Challenge> Swap every "car-image" for "vehicle-image" in everything from the start of the data down to the line containing "pickup-date-value: Jeu, 12", both ends included, and give those lines again with nothing else changed.

-- begin --

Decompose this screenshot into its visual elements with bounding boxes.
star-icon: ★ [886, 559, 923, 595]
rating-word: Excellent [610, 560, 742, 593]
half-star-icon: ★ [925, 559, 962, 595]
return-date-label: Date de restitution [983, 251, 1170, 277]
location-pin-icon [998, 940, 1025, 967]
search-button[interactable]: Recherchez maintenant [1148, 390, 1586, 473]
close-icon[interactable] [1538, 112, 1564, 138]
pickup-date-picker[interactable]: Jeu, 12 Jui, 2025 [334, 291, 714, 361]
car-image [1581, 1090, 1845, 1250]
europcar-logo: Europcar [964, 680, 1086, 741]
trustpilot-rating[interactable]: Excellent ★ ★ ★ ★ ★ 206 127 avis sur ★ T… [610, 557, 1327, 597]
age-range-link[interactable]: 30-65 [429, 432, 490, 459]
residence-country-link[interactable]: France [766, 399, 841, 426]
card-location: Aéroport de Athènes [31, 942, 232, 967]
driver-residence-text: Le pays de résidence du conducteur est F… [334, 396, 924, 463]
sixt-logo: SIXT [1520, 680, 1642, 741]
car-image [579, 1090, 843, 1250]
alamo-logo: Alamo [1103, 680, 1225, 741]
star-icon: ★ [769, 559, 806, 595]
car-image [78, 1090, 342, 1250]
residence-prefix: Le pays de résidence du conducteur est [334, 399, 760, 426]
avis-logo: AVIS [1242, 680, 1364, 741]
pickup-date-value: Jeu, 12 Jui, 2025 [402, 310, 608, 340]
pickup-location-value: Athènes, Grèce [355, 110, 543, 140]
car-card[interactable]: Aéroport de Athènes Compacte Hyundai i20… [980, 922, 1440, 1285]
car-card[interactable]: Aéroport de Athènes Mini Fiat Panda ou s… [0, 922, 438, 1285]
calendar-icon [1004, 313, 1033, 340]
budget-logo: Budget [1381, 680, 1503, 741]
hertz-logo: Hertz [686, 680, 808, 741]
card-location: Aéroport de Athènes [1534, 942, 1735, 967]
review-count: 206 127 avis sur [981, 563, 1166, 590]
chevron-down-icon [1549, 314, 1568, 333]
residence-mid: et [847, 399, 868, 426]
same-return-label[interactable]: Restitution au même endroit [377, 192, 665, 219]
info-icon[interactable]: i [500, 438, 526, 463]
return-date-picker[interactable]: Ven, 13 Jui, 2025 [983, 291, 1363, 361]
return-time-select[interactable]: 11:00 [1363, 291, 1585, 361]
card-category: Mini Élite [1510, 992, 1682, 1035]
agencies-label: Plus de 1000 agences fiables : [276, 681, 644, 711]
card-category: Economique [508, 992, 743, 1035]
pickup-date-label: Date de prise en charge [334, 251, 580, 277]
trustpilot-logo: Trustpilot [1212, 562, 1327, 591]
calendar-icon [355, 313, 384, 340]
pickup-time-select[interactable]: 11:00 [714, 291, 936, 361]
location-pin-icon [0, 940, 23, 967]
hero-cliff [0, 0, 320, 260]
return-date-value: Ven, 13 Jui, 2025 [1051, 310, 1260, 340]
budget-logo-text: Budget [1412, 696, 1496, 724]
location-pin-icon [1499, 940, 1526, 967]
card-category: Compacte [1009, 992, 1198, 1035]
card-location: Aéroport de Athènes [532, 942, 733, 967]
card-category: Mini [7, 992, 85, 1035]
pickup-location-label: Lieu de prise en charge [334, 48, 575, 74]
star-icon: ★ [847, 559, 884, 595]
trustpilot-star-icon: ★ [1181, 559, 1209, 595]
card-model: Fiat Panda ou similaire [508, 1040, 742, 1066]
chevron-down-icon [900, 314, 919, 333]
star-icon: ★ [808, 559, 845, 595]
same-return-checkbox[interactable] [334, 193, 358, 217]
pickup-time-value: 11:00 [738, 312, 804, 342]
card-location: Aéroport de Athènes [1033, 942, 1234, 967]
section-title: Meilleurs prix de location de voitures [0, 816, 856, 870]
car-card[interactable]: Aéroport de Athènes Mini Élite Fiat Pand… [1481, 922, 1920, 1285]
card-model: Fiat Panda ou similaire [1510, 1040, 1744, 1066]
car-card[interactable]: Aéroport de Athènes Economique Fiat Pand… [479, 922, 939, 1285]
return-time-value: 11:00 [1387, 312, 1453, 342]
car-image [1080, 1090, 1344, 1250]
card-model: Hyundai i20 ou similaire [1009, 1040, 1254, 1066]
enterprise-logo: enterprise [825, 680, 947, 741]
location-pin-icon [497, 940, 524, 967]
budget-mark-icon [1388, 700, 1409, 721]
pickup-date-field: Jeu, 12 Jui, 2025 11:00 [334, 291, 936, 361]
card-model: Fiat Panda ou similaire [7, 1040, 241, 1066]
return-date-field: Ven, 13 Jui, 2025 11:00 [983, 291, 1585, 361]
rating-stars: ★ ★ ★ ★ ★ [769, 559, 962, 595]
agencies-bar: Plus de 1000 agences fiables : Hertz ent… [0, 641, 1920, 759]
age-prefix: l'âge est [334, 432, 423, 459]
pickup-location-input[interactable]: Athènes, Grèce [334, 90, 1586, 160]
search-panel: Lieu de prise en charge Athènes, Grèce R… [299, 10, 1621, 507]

-- end --

Exercise result>
Decompose this screenshot into its visual elements with bounding boxes.
star-icon: ★ [886, 559, 923, 595]
rating-word: Excellent [610, 560, 742, 593]
half-star-icon: ★ [925, 559, 962, 595]
return-date-label: Date de restitution [983, 251, 1170, 277]
location-pin-icon [998, 940, 1025, 967]
search-button[interactable]: Recherchez maintenant [1148, 390, 1586, 473]
close-icon[interactable] [1538, 112, 1564, 138]
pickup-date-picker[interactable]: Jeu, 12 Jui, 2025 [334, 291, 714, 361]
vehicle-image [1581, 1090, 1845, 1250]
europcar-logo: Europcar [964, 680, 1086, 741]
trustpilot-rating[interactable]: Excellent ★ ★ ★ ★ ★ 206 127 avis sur ★ T… [610, 557, 1327, 597]
age-range-link[interactable]: 30-65 [429, 432, 490, 459]
residence-country-link[interactable]: France [766, 399, 841, 426]
card-location: Aéroport de Athènes [31, 942, 232, 967]
driver-residence-text: Le pays de résidence du conducteur est F… [334, 396, 924, 463]
sixt-logo: SIXT [1520, 680, 1642, 741]
vehicle-image [579, 1090, 843, 1250]
alamo-logo: Alamo [1103, 680, 1225, 741]
star-icon: ★ [769, 559, 806, 595]
vehicle-image [78, 1090, 342, 1250]
residence-prefix: Le pays de résidence du conducteur est [334, 399, 760, 426]
avis-logo: AVIS [1242, 680, 1364, 741]
pickup-date-value: Jeu, 12 Jui, 2025 [402, 310, 608, 340]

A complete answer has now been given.